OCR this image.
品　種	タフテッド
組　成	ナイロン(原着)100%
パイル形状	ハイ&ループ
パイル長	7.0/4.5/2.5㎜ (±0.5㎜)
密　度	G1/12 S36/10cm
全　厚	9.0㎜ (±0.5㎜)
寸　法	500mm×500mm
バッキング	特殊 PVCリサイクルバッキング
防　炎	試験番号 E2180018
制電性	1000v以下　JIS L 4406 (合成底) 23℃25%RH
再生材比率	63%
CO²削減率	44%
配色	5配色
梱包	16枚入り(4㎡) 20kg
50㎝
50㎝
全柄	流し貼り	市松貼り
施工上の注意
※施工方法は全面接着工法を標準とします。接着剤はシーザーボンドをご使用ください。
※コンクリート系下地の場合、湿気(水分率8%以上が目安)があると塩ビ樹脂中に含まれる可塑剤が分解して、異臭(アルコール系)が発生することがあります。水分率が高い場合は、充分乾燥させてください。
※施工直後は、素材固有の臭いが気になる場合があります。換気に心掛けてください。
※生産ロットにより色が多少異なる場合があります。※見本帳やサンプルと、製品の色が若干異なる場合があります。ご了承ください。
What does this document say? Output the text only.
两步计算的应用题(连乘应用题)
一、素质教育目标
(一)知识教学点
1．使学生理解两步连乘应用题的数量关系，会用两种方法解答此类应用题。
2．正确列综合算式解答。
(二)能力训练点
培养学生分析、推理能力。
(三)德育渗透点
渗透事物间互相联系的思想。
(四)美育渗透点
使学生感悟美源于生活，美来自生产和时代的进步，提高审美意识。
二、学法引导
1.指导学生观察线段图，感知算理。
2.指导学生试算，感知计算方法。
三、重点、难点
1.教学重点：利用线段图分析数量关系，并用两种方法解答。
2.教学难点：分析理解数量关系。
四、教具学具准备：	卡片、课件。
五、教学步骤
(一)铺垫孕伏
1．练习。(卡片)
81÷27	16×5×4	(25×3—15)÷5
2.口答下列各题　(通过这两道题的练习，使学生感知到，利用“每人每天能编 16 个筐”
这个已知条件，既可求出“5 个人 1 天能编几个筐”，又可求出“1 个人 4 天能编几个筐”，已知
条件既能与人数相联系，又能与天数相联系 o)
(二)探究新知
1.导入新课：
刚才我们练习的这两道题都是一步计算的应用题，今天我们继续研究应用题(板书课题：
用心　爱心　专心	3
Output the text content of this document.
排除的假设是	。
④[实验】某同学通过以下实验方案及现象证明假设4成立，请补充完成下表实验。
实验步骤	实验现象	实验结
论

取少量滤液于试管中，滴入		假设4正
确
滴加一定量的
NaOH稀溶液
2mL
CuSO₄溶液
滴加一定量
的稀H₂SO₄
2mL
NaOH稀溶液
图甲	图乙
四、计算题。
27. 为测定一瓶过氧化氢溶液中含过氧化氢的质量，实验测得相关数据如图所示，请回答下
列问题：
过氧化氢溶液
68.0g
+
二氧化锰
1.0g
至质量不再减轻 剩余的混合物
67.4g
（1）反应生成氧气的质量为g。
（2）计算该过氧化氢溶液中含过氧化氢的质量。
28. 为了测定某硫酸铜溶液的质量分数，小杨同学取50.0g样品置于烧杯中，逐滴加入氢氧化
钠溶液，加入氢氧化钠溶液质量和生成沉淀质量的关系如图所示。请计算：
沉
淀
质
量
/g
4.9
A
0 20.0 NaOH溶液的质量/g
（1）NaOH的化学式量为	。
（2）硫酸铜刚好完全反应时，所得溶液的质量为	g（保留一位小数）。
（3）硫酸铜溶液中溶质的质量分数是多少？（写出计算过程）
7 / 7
____
▸ **WHAT THIS TASK INVOLVES**: Set down all of the records shown above once more, exactly.

▸ **TASK OUTPUT**:
OCR this image.
品　種	タフテッド
組　成	ナイロン(原着)100%
パイル形状	ハイ&ループ
パイル長	7.0/4.5/2.5㎜ (±0.5㎜)
密　度	G1/12 S36/10cm
全　厚	9.0㎜ (±0.5㎜)
寸　法	500mm×500mm
バッキング	特殊 PVCリサイクルバッキング
防　炎	試験番号 E2180018
制電性	1000v以下　JIS L 4406 (合成底) 23℃25%RH
再生材比率	63%
CO²削減率	44%
配色	5配色
梱包	16枚入り(4㎡) 20kg
50㎝
50㎝
全柄	流し貼り	市松貼り
施工上の注意
※施工方法は全面接着工法を標準とします。接着剤はシーザーボンドをご使用ください。
※コンクリート系下地の場合、湿気(水分率8%以上が目安)があると塩ビ樹脂中に含まれる可塑剤が分解して、異臭(アルコール系)が発生することがあります。水分率が高い場合は、充分乾燥させてください。
※施工直後は、素材固有の臭いが気になる場合があります。換気に心掛けてください。
※生産ロットにより色が多少異なる場合があります。※見本帳やサンプルと、製品の色が若干異なる場合があります。ご了承ください。
What does this document say? Output the text only.
两步计算的应用题(连乘应用题)
一、素质教育目标
(一)知识教学点
1．使学生理解两步连乘应用题的数量关系，会用两种方法解答此类应用题。
2．正确列综合算式解答。
(二)能力训练点
培养学生分析、推理能力。
(三)德育渗透点
渗透事物间互相联系的思想。
(四)美育渗透点
使学生感悟美源于生活，美来自生产和时代的进步，提高审美意识。
二、学法引导
1.指导学生观察线段图，感知算理。
2.指导学生试算，感知计算方法。
三、重点、难点
1.教学重点：利用线段图分析数量关系，并用两种方法解答。
2.教学难点：分析理解数量关系。
四、教具学具准备：	卡片、课件。
五、教学步骤
(一)铺垫孕伏
1．练习。(卡片)
81÷27	16×5×4	(25×3—15)÷5
2.口答下列各题　(通过这两道题的练习，使学生感知到，利用“每人每天能编 16 个筐”
这个已知条件，既可求出“5 个人 1 天能编几个筐”，又可求出“1 个人 4 天能编几个筐”，已知
条件既能与人数相联系，又能与天数相联系 o)
(二)探究新知
1.导入新课：
刚才我们练习的这两道题都是一步计算的应用题，今天我们继续研究应用题(板书课题：
用心　爱心　专心	3
Output the text content of this document.
排除的假设是	。
④[实验】某同学通过以下实验方案及现象证明假设4成立，请补充完成下表实验。
实验步骤	实验现象	实验结
论

取少量滤液于试管中，滴入		假设4正
确
滴加一定量的
NaOH稀溶液
2mL
CuSO₄溶液
滴加一定量
的稀H₂SO₄
2mL
NaOH稀溶液
图甲	图乙
四、计算题。
27. 为测定一瓶过氧化氢溶液中含过氧化氢的质量，实验测得相关数据如图所示，请回答下
列问题：
过氧化氢溶液
68.0g
+
二氧化锰
1.0g
至质量不再减轻 剩余的混合物
67.4g
（1）反应生成氧气的质量为g。
（2）计算该过氧化氢溶液中含过氧化氢的质量。
28. 为了测定某硫酸铜溶液的质量分数，小杨同学取50.0g样品置于烧杯中，逐滴加入氢氧化
钠溶液，加入氢氧化钠溶液质量和生成沉淀质量的关系如图所示。请计算：
沉
淀
质
量
/g
4.9
A
0 20.0 NaOH溶液的质量/g
（1）NaOH的化学式量为	。
（2）硫酸铜刚好完全反应时，所得溶液的质量为	g（保留一位小数）。
（3）硫酸铜溶液中溶质的质量分数是多少？（写出计算过程）
7 / 7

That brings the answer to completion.